__GIVEN INFORMATION__:
►

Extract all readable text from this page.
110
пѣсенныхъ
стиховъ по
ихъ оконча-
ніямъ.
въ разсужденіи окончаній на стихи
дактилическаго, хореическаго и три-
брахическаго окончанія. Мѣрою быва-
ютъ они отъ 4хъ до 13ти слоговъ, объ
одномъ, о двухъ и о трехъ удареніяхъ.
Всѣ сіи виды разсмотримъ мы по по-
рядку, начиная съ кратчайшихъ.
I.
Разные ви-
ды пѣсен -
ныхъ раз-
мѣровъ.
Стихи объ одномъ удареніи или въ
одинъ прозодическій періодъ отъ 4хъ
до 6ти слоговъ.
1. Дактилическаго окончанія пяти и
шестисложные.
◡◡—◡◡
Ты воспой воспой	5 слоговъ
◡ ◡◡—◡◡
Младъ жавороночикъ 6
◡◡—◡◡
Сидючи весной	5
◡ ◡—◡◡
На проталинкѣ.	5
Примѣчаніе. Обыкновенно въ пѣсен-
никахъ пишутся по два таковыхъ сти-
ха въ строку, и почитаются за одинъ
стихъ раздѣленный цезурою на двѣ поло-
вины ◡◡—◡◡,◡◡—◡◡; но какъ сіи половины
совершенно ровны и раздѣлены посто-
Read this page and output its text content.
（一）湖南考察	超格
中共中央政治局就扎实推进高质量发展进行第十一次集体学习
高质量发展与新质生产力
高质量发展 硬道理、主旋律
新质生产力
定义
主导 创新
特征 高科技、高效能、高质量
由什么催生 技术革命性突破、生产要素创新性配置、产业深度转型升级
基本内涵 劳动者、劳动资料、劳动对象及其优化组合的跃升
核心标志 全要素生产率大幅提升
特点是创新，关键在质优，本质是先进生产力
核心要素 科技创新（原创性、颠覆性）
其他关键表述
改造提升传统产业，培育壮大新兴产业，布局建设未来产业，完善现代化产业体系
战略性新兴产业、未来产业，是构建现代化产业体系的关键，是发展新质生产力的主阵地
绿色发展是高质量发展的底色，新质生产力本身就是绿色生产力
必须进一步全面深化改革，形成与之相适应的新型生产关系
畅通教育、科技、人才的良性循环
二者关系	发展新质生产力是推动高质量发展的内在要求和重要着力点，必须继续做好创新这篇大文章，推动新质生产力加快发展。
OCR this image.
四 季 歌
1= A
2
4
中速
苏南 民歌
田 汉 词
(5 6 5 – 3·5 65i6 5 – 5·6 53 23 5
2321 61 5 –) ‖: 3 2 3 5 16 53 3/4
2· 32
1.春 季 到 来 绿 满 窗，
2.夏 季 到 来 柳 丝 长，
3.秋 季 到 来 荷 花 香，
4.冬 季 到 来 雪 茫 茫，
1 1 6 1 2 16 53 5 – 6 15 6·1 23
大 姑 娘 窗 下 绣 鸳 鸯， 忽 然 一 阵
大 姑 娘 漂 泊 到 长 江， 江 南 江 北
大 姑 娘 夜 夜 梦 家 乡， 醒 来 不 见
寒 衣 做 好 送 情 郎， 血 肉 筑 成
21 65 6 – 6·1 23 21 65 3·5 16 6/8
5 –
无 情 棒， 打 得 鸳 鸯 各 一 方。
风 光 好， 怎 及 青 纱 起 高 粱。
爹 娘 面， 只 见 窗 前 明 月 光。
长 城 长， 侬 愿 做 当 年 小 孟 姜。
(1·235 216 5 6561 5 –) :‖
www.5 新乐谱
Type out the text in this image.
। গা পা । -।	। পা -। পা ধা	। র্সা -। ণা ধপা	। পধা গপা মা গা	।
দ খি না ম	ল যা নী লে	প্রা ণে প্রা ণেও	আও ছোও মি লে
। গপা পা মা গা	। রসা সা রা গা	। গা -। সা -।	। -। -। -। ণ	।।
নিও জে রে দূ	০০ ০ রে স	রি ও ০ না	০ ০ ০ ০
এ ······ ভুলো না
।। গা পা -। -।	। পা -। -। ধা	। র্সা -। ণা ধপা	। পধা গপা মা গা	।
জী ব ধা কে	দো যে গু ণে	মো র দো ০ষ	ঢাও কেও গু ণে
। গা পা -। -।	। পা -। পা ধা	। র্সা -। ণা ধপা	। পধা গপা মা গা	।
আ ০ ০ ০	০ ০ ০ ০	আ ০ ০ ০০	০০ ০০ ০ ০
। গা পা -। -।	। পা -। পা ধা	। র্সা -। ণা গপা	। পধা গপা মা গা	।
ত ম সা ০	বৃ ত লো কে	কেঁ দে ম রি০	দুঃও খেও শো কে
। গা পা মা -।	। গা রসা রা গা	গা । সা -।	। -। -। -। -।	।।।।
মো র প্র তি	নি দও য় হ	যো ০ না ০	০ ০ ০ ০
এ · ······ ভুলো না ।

◄

__DIRECTIONS FOR THIS TASK__: Return every entry exactly as given.

__CORRECT RESULT__:
Extract all readable text from this page.
110
пѣсенныхъ
стиховъ по
ихъ оконча-
ніямъ.
въ разсужденіи окончаній на стихи
дактилическаго, хореическаго и три-
брахическаго окончанія. Мѣрою быва-
ютъ они отъ 4хъ до 13ти слоговъ, объ
одномъ, о двухъ и о трехъ удареніяхъ.
Всѣ сіи виды разсмотримъ мы по по-
рядку, начиная съ кратчайшихъ.
I.
Разные ви-
ды пѣсен -
ныхъ раз-
мѣровъ.
Стихи объ одномъ удареніи или въ
одинъ прозодическій періодъ отъ 4хъ
до 6ти слоговъ.
1. Дактилическаго окончанія пяти и
шестисложные.
◡◡—◡◡
Ты воспой воспой	5 слоговъ
◡ ◡◡—◡◡
Младъ жавороночикъ 6
◡◡—◡◡
Сидючи весной	5
◡ ◡—◡◡
На проталинкѣ.	5
Примѣчаніе. Обыкновенно въ пѣсен-
никахъ пишутся по два таковыхъ сти-
ха въ строку, и почитаются за одинъ
стихъ раздѣленный цезурою на двѣ поло-
вины ◡◡—◡◡,◡◡—◡◡; но какъ сіи половины
совершенно ровны и раздѣлены посто-
Read this page and output its text content.
（一）湖南考察	超格
中共中央政治局就扎实推进高质量发展进行第十一次集体学习
高质量发展与新质生产力
高质量发展 硬道理、主旋律
新质生产力
定义
主导 创新
特征 高科技、高效能、高质量
由什么催生 技术革命性突破、生产要素创新性配置、产业深度转型升级
基本内涵 劳动者、劳动资料、劳动对象及其优化组合的跃升
核心标志 全要素生产率大幅提升
特点是创新，关键在质优，本质是先进生产力
核心要素 科技创新（原创性、颠覆性）
其他关键表述
改造提升传统产业，培育壮大新兴产业，布局建设未来产业，完善现代化产业体系
战略性新兴产业、未来产业，是构建现代化产业体系的关键，是发展新质生产力的主阵地
绿色发展是高质量发展的底色，新质生产力本身就是绿色生产力
必须进一步全面深化改革，形成与之相适应的新型生产关系
畅通教育、科技、人才的良性循环
二者关系	发展新质生产力是推动高质量发展的内在要求和重要着力点，必须继续做好创新这篇大文章，推动新质生产力加快发展。
OCR this image.
四 季 歌
1= A
2
4
中速
苏南 民歌
田 汉 词
(5 6 5 – 3·5 65i6 5 – 5·6 53 23 5
2321 61 5 –) ‖: 3 2 3 5 16 53 3/4
2· 32
1.春 季 到 来 绿 满 窗，
2.夏 季 到 来 柳 丝 长，
3.秋 季 到 来 荷 花 香，
4.冬 季 到 来 雪 茫 茫，
1 1 6 1 2 16 53 5 – 6 15 6·1 23
大 姑 娘 窗 下 绣 鸳 鸯， 忽 然 一 阵
大 姑 娘 漂 泊 到 长 江， 江 南 江 北
大 姑 娘 夜 夜 梦 家 乡， 醒 来 不 见
寒 衣 做 好 送 情 郎， 血 肉 筑 成
21 65 6 – 6·1 23 21 65 3·5 16 6/8
5 –
无 情 棒， 打 得 鸳 鸯 各 一 方。
风 光 好， 怎 及 青 纱 起 高 粱。
爹 娘 面， 只 见 窗 前 明 月 光。
长 城 长， 侬 愿 做 当 年 小 孟 姜。
(1·235 216 5 6561 5 –) :‖
www.5 新乐谱
Type out the text in this image.
। গা পা । -।	। পা -। পা ধা	। র্সা -। ণা ধপা	। পধা গপা মা গা	।
দ খি না ম	ল যা নী লে	প্রা ণে প্রা ণেও	আও ছোও মি লে
। গপা পা মা গা	। রসা সা রা গা	। গা -। সা -।	। -। -। -। ণ	।।
নিও জে রে দূ	০০ ০ রে স	রি ও ০ না	০ ০ ০ ০
এ ······ ভুলো না
।। গা পা -। -।	। পা -। -। ধা	। র্সা -। ণা ধপা	। পধা গপা মা গা	।
জী ব ধা কে	দো যে গু ণে	মো র দো ০ষ	ঢাও কেও গু ণে
। গা পা -। -।	। পা -। পা ধা	। র্সা -। ণা ধপা	। পধা গপা মা গা	।
আ ০ ০ ০	০ ০ ০ ০	আ ০ ০ ০০	০০ ০০ ০ ০
। গা পা -। -।	। পা -। পা ধা	। র্সা -। ণা গপা	। পধা গপা মা গা	।
ত ম সা ০	বৃ ত লো কে	কেঁ দে ম রি০	দুঃও খেও শো কে
। গা পা মা -।	। গা রসা রা গা	গা । সা -।	। -। -। -। -।	।।।।
মো র প্র তি	নি দও য় হ	যো ০ না ০	০ ০ ০ ০
এ · ······ ভুলো না ।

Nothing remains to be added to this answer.